» What the task asks: Take the line that contains "What's the underlying" as the first and the last line of the material as the final one; set down exactly the lines in that span.

» Source material:
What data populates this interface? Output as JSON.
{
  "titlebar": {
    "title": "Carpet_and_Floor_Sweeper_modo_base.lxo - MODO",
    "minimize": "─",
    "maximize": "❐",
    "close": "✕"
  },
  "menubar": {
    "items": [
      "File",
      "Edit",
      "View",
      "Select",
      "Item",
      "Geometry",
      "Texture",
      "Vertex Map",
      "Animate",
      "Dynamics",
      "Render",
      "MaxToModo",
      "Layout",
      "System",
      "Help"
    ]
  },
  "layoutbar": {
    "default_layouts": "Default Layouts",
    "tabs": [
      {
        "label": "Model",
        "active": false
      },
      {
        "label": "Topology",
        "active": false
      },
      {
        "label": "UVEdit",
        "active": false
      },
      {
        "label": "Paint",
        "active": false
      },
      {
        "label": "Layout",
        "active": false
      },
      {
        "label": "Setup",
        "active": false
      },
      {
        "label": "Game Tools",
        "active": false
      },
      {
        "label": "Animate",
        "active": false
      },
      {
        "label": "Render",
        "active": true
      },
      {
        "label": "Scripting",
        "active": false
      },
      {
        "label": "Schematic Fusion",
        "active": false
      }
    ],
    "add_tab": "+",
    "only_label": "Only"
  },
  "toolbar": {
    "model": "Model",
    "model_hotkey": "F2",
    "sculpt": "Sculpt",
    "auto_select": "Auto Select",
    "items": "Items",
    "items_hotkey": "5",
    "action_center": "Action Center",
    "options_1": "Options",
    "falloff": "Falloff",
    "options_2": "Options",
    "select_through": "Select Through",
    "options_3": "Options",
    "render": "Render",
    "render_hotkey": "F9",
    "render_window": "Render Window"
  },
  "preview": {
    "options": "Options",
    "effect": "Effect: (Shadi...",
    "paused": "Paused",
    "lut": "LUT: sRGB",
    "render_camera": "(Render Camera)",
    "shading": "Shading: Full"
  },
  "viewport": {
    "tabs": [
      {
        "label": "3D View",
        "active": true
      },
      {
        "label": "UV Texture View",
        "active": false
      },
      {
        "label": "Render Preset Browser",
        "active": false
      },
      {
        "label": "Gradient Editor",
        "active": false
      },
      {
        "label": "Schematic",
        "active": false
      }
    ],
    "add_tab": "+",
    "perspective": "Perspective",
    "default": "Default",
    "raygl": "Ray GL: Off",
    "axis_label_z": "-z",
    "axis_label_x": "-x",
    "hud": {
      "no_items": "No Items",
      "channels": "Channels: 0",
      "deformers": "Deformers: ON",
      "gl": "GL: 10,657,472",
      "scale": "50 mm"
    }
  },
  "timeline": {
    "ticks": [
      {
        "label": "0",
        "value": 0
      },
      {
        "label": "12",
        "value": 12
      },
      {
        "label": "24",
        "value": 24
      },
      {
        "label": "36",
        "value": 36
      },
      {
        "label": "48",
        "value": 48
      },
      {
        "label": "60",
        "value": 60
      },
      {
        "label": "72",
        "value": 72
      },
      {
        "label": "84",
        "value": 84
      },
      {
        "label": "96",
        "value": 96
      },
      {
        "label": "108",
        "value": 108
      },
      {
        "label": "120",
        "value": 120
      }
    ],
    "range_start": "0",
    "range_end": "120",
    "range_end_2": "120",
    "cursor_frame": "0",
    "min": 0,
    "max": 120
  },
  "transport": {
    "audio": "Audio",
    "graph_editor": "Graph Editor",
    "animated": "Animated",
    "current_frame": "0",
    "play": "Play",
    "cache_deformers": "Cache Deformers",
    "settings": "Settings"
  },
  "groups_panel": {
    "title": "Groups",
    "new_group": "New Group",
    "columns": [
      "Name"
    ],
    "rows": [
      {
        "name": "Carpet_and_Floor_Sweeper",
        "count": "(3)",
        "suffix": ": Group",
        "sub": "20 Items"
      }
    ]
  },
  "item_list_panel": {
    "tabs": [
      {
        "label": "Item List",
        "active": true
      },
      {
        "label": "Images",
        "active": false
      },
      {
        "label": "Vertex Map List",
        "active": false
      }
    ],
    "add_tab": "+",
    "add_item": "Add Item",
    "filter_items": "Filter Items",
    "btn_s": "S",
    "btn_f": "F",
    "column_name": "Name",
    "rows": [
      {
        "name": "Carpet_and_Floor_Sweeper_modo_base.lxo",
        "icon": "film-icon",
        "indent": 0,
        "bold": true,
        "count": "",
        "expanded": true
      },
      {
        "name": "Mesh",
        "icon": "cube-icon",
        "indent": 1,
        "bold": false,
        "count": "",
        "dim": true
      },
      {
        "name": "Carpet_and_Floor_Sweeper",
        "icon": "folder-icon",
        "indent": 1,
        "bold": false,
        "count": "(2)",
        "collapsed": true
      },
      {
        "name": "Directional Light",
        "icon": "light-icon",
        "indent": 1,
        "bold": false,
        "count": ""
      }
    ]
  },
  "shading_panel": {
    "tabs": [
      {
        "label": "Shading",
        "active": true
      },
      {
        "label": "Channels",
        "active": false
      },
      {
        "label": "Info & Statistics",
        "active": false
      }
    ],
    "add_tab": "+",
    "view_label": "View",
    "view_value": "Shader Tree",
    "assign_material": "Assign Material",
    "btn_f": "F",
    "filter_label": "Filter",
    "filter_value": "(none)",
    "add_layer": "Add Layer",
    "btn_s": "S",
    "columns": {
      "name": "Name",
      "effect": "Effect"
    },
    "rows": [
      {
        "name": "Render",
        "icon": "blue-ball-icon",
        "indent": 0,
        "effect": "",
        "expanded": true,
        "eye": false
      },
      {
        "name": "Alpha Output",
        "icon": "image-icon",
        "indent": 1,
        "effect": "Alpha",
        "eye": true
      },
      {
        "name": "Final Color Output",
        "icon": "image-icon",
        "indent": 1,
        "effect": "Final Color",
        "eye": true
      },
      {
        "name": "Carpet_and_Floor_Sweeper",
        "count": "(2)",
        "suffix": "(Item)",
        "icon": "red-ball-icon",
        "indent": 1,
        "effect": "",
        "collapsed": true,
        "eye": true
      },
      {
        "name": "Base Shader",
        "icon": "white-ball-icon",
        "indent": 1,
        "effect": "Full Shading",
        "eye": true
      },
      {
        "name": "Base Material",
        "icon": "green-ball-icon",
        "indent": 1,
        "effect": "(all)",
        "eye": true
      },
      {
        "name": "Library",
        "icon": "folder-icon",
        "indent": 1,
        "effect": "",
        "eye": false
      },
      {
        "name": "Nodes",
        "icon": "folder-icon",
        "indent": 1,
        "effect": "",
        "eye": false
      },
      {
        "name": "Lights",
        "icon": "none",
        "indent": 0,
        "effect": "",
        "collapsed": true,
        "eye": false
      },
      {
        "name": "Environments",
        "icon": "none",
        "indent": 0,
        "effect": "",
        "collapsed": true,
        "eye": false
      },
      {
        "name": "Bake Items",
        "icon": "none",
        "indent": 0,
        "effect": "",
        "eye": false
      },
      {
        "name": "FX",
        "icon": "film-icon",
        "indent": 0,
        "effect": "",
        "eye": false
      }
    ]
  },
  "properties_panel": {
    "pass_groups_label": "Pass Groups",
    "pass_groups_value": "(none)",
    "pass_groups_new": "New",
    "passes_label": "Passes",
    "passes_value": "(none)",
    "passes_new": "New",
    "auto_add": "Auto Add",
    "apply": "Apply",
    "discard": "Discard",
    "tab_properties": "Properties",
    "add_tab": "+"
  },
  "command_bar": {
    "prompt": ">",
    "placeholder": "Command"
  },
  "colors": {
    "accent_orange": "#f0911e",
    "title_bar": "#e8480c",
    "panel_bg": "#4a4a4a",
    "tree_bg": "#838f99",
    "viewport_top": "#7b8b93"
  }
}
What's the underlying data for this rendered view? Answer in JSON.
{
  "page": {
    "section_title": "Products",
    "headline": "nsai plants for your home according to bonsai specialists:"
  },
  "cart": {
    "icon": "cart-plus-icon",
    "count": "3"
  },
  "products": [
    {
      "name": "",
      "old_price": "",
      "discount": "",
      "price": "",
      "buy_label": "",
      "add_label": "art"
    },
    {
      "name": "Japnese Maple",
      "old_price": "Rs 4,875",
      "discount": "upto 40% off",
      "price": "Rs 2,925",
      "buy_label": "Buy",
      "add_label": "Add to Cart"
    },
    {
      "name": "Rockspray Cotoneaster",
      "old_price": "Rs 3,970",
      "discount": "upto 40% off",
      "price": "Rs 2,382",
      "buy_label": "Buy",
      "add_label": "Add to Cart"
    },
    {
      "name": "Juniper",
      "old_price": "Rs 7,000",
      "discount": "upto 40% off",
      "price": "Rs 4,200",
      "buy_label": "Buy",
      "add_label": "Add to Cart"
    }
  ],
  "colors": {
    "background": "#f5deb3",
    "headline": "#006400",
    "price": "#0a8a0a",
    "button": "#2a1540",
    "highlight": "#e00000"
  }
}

» Exercise result:
What's the underlying data for this rendered view? Answer in JSON.
{
  "page": {
    "section_title": "Products",
    "headline": "nsai plants for your home according to bonsai specialists:"
  },
  "cart": {
    "icon": "cart-plus-icon",
    "count": "3"
  },
  "products": [
    {
      "name": "",
      "old_price": "",
      "discount": "",
      "price": "",
      "buy_label": "",
      "add_label": "art"
    },
    {
      "name": "Japnese Maple",
      "old_price": "Rs 4,875",
      "discount": "upto 40% off",
      "price": "Rs 2,925",
      "buy_label": "Buy",
      "add_label": "Add to Cart"
    },
    {
      "name": "Rockspray Cotoneaster",
      "old_price": "Rs 3,970",
      "discount": "upto 40% off",
      "price": "Rs 2,382",
      "buy_label": "Buy",
      "add_label": "Add to Cart"
    },
    {
      "name": "Juniper",
      "old_price": "Rs 7,000",
      "discount": "upto 40% off",
      "price": "Rs 4,200",
      "buy_label": "Buy",
      "add_label": "Add to Cart"
    }
  ],
  "colors": {
    "background": "#f5deb3",
    "headline": "#006400",
    "price": "#0a8a0a",
    "button": "#2a1540",
    "highlight": "#e00000"
  }
}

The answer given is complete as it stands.